Stored data
══════

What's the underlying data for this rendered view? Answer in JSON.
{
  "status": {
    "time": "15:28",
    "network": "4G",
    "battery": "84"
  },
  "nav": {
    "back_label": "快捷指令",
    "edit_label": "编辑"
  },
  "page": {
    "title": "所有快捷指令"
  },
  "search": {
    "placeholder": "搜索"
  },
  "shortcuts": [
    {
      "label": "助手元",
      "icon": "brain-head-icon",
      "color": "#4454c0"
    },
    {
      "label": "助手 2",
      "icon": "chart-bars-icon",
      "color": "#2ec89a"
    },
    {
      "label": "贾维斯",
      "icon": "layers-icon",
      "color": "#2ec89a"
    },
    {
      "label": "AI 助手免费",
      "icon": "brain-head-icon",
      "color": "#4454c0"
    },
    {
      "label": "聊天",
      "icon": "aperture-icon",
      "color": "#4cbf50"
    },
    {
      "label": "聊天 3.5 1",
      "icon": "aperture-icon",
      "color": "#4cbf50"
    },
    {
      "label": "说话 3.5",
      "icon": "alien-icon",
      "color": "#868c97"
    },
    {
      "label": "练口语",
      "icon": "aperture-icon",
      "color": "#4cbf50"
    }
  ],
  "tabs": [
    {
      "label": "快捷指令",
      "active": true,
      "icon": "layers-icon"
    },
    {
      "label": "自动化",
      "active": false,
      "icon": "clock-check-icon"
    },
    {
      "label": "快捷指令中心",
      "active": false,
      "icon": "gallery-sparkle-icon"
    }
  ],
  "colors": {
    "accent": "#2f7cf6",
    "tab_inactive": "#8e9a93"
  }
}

══════

EXERCISE DESCRIPTION: Determine how many lines in the listing above hold the word "icon", answering with the number only.

CORRECT OUTPUT: 11